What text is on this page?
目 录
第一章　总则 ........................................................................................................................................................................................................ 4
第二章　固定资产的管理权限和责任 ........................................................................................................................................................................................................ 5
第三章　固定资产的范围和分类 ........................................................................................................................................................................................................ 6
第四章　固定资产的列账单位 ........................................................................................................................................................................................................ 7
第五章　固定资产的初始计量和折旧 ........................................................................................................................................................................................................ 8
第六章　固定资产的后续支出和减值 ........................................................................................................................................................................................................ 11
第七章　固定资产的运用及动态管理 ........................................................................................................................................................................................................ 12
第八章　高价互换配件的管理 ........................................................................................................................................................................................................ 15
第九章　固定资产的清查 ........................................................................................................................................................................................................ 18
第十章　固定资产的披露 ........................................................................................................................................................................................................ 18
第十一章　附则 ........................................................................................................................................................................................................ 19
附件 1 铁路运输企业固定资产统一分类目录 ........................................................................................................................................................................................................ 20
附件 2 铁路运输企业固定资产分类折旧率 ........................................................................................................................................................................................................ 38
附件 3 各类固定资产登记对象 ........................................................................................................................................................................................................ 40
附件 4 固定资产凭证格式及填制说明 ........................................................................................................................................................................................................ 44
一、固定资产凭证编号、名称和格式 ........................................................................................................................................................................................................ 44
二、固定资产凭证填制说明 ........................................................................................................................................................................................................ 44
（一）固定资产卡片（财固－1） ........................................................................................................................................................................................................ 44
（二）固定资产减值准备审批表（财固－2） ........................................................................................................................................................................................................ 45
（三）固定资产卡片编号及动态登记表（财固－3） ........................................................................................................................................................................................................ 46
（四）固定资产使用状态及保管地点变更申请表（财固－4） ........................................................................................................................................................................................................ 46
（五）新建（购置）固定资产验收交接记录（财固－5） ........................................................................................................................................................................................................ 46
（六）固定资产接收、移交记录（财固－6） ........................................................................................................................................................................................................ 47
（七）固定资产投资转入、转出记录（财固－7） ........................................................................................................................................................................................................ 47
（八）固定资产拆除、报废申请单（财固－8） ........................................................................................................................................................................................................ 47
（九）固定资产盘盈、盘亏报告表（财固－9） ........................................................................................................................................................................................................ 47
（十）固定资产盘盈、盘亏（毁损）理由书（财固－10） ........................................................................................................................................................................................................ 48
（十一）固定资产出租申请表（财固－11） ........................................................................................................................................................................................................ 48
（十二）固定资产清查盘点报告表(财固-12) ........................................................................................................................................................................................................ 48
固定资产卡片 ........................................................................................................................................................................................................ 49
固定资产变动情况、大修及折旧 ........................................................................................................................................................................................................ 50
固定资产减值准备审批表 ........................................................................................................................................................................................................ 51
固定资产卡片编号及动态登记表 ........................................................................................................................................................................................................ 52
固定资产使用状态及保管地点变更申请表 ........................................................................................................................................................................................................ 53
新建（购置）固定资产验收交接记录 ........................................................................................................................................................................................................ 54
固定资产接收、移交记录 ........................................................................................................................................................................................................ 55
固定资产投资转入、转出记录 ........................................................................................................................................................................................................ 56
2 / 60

===============

Faithfully transcribe the whole of the data.

What text is on this page?
目 录
第一章　总则 ........................................................................................................................................................................................................ 4
第二章　固定资产的管理权限和责任 ........................................................................................................................................................................................................ 5
第三章　固定资产的范围和分类 ........................................................................................................................................................................................................ 6
第四章　固定资产的列账单位 ........................................................................................................................................................................................................ 7
第五章　固定资产的初始计量和折旧 ........................................................................................................................................................................................................ 8
第六章　固定资产的后续支出和减值 ........................................................................................................................................................................................................ 11
第七章　固定资产的运用及动态管理 ........................................................................................................................................................................................................ 12
第八章　高价互换配件的管理 ........................................................................................................................................................................................................ 15
第九章　固定资产的清查 ........................................................................................................................................................................................................ 18
第十章　固定资产的披露 ........................................................................................................................................................................................................ 18
第十一章　附则 ........................................................................................................................................................................................................ 19
附件 1 铁路运输企业固定资产统一分类目录 ........................................................................................................................................................................................................ 20
附件 2 铁路运输企业固定资产分类折旧率 ........................................................................................................................................................................................................ 38
附件 3 各类固定资产登记对象 ........................................................................................................................................................................................................ 40
附件 4 固定资产凭证格式及填制说明 ........................................................................................................................................................................................................ 44
一、固定资产凭证编号、名称和格式 ........................................................................................................................................................................................................ 44
二、固定资产凭证填制说明 ........................................................................................................................................................................................................ 44
（一）固定资产卡片（财固－1） ........................................................................................................................................................................................................ 44
（二）固定资产减值准备审批表（财固－2） ........................................................................................................................................................................................................ 45
（三）固定资产卡片编号及动态登记表（财固－3） ........................................................................................................................................................................................................ 46
（四）固定资产使用状态及保管地点变更申请表（财固－4） ........................................................................................................................................................................................................ 46
（五）新建（购置）固定资产验收交接记录（财固－5） ........................................................................................................................................................................................................ 46
（六）固定资产接收、移交记录（财固－6） ........................................................................................................................................................................................................ 47
（七）固定资产投资转入、转出记录（财固－7） ........................................................................................................................................................................................................ 47
（八）固定资产拆除、报废申请单（财固－8） ........................................................................................................................................................................................................ 47
（九）固定资产盘盈、盘亏报告表（财固－9） ........................................................................................................................................................................................................ 47
（十）固定资产盘盈、盘亏（毁损）理由书（财固－10） ........................................................................................................................................................................................................ 48
（十一）固定资产出租申请表（财固－11） ........................................................................................................................................................................................................ 48
（十二）固定资产清查盘点报告表(财固-12) ........................................................................................................................................................................................................ 48
固定资产卡片 ........................................................................................................................................................................................................ 49
固定资产变动情况、大修及折旧 ........................................................................................................................................................................................................ 50
固定资产减值准备审批表 ........................................................................................................................................................................................................ 51
固定资产卡片编号及动态登记表 ........................................................................................................................................................................................................ 52
固定资产使用状态及保管地点变更申请表 ........................................................................................................................................................................................................ 53
新建（购置）固定资产验收交接记录 ........................................................................................................................................................................................................ 54
固定资产接收、移交记录 ........................................................................................................................................................................................................ 55
固定资产投资转入、转出记录 ........................................................................................................................................................................................................ 56
2 / 60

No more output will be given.